··· Entries
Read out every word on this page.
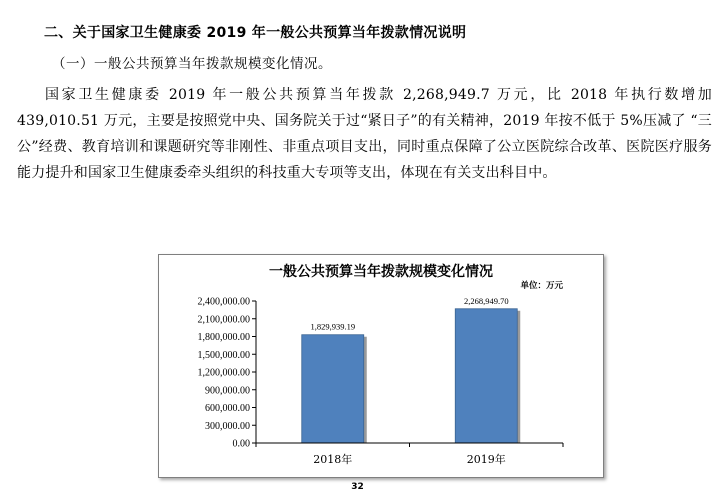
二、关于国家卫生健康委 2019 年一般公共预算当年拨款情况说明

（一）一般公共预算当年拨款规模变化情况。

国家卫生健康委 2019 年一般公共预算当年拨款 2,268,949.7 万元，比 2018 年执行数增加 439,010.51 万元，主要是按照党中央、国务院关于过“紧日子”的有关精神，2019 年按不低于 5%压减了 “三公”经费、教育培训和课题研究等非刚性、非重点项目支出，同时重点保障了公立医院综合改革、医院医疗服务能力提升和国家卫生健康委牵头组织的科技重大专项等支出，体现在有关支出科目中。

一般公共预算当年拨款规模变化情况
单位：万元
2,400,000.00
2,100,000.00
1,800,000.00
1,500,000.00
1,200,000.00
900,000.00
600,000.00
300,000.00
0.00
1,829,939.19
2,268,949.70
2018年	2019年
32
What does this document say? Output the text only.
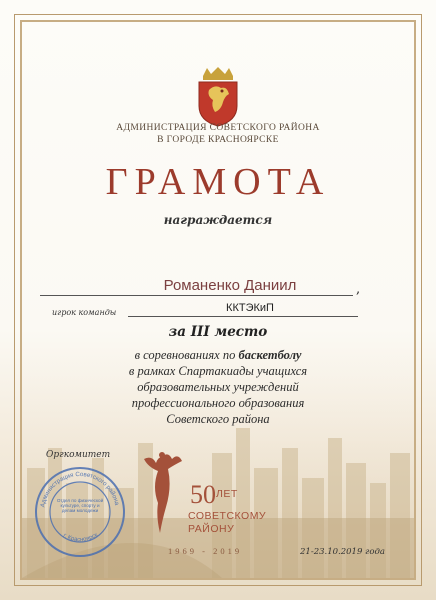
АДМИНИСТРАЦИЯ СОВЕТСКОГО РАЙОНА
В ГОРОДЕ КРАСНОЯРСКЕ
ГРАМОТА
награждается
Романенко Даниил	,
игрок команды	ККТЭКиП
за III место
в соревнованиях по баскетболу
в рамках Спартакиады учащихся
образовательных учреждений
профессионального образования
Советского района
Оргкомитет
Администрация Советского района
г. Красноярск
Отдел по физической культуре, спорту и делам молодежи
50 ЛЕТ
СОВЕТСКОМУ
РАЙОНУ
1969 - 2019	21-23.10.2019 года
······
- _Directive_:
Search the material above for "this". Pull out each line where it shows up.

- _Response_:
Read out every word on this page.
What does this document say? Output the text only.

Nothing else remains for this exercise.